Your answer should be a single number: the count of lines that include the word "active".

--- Begin STORED ROWS ---

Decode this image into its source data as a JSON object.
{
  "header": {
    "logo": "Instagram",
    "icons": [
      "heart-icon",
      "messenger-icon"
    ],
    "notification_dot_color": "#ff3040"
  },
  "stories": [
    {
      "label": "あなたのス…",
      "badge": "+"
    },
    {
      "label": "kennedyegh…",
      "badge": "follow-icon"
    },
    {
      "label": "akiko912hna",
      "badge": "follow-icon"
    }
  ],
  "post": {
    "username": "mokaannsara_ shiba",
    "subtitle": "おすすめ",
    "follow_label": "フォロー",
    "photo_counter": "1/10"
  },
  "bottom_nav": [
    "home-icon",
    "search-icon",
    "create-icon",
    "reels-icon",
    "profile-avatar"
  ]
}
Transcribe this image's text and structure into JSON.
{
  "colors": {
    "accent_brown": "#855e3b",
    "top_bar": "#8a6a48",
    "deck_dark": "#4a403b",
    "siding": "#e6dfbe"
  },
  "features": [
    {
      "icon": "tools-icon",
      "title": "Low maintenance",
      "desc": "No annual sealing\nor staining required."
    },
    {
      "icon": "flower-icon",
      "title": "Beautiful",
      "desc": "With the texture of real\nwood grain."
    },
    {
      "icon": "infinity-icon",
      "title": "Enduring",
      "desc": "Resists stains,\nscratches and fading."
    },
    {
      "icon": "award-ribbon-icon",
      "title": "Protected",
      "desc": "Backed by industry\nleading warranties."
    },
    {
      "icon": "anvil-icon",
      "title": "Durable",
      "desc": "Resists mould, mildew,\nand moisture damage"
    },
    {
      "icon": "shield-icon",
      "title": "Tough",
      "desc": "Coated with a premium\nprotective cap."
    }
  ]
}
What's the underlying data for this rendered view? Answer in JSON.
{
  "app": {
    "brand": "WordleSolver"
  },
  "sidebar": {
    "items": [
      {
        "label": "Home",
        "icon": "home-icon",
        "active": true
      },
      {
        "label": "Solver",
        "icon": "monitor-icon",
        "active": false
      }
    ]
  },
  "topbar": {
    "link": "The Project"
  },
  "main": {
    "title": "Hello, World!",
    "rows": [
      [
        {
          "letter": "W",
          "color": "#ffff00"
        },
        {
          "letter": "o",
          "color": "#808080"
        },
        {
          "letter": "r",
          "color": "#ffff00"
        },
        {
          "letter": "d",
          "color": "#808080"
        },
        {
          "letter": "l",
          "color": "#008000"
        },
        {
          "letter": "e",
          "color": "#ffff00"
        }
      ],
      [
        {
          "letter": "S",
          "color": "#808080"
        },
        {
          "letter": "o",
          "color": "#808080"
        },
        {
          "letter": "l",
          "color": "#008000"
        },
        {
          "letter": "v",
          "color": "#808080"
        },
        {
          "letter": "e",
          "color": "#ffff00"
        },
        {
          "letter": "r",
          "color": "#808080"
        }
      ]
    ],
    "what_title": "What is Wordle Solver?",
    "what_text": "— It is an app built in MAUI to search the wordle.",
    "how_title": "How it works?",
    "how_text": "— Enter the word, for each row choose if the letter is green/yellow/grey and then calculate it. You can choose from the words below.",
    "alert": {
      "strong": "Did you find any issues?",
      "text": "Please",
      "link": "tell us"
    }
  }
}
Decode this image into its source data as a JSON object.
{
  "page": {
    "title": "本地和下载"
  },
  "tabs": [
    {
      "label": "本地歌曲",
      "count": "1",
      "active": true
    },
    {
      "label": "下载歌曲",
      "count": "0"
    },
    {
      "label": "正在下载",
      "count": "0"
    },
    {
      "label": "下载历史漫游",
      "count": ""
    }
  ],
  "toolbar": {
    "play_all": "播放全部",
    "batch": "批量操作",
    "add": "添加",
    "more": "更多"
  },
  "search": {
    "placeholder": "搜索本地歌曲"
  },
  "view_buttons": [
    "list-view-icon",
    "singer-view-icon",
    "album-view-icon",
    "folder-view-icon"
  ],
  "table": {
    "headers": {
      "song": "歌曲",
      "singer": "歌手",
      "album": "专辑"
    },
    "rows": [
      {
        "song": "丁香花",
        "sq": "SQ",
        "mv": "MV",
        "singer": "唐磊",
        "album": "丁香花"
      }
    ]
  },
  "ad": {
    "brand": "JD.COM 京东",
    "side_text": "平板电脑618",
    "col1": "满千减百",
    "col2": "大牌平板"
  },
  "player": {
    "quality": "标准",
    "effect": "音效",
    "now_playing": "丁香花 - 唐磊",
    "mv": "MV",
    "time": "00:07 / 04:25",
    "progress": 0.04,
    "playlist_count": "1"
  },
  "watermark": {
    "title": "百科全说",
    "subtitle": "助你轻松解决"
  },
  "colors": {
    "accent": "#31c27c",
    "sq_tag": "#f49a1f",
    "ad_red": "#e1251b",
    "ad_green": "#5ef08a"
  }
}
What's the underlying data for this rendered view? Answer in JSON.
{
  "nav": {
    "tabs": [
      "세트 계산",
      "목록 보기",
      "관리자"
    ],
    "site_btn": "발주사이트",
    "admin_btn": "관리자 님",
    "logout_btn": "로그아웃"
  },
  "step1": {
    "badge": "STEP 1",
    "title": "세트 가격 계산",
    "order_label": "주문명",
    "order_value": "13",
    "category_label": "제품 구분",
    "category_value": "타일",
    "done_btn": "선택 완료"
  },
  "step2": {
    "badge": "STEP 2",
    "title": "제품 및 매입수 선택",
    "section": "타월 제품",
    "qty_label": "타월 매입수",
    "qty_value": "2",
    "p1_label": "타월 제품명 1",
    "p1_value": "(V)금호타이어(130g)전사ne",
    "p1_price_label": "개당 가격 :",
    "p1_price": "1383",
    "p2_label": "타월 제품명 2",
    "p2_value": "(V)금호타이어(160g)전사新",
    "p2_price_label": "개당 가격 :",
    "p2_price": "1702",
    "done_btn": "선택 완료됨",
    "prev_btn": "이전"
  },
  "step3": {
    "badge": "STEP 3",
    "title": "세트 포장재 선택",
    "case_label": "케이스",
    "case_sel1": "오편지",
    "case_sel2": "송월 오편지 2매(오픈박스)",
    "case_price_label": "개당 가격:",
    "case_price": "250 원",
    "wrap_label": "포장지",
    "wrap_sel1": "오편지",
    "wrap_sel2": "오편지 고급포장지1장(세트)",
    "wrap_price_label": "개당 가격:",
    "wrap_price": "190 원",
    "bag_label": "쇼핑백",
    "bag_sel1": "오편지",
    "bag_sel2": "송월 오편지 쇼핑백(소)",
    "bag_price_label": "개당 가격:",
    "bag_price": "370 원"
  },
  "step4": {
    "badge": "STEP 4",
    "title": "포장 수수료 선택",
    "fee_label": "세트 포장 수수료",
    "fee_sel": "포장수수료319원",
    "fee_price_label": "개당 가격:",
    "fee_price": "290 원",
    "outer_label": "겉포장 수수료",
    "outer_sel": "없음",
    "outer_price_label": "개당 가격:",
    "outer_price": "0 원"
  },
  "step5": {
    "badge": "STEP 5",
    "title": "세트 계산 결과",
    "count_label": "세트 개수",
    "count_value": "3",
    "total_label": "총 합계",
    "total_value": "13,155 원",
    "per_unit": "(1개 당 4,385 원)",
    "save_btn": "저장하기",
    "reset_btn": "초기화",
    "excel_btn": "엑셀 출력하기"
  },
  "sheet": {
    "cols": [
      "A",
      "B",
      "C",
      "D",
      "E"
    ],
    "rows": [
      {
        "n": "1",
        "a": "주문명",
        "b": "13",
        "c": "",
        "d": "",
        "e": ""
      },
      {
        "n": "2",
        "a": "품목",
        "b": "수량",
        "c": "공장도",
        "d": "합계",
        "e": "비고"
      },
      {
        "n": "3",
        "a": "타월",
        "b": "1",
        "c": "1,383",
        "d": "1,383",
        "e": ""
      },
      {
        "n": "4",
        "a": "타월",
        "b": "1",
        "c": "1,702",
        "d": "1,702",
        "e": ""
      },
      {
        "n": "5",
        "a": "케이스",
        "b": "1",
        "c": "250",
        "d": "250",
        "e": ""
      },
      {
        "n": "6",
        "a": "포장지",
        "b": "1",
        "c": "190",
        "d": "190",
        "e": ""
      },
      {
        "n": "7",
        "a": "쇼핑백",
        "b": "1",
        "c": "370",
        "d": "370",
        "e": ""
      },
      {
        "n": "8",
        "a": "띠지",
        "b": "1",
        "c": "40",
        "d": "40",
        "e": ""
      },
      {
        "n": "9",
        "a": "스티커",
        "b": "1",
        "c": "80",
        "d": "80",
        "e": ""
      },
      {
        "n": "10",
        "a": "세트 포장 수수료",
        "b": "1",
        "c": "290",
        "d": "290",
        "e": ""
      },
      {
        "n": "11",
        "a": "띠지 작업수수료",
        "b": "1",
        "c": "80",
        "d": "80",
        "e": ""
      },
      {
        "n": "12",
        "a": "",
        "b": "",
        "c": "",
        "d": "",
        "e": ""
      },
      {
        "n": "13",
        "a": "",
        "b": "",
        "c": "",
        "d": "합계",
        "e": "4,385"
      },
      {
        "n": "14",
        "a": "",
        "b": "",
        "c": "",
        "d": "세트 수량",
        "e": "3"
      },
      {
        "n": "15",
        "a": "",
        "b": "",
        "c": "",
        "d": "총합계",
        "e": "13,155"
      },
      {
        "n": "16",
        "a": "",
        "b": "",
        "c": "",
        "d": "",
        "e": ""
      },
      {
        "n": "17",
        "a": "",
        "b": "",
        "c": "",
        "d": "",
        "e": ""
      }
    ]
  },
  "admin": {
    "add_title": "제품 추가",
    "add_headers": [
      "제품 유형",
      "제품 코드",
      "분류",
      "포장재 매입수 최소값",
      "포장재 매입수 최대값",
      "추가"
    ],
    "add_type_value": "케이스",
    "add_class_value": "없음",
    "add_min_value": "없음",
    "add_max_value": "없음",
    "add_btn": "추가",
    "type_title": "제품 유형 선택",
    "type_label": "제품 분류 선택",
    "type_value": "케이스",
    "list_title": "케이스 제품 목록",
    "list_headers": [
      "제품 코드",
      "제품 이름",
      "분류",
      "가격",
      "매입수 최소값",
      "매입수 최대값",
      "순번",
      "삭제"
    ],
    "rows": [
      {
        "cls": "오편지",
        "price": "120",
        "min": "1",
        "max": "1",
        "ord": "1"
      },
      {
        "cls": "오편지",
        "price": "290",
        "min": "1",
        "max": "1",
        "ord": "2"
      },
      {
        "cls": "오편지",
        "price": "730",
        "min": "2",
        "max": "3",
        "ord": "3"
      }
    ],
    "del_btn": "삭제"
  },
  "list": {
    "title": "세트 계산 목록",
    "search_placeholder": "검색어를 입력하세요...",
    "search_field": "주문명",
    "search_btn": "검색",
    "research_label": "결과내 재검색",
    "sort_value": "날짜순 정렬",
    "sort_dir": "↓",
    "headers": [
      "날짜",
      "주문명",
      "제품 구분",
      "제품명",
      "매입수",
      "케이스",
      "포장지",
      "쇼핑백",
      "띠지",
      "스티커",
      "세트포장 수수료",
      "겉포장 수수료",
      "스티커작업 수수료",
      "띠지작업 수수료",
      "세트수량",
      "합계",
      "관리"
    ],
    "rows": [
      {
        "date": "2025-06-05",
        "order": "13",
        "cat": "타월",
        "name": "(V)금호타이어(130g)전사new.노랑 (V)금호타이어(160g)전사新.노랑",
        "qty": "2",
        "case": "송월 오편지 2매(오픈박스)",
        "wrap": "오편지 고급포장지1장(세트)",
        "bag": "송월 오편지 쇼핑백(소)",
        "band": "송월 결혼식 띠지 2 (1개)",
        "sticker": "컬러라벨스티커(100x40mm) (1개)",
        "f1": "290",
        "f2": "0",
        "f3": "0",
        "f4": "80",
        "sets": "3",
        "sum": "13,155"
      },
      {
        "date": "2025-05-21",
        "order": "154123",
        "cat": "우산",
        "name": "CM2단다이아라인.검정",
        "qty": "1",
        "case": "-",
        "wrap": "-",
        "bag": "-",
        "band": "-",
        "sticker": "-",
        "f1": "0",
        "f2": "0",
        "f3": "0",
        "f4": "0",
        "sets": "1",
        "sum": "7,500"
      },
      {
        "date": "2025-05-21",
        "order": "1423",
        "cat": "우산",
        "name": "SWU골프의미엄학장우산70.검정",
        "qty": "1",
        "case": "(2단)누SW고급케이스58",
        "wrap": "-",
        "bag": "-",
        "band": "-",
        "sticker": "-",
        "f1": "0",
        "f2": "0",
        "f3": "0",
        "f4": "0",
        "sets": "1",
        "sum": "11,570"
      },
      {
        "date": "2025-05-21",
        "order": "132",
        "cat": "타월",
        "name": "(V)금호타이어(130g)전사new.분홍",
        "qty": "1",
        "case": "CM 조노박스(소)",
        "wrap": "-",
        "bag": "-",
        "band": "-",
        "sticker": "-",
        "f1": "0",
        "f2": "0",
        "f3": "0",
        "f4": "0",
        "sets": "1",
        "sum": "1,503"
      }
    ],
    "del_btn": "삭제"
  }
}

--- End STORED ROWS ---

CORRECT ANSWER: 3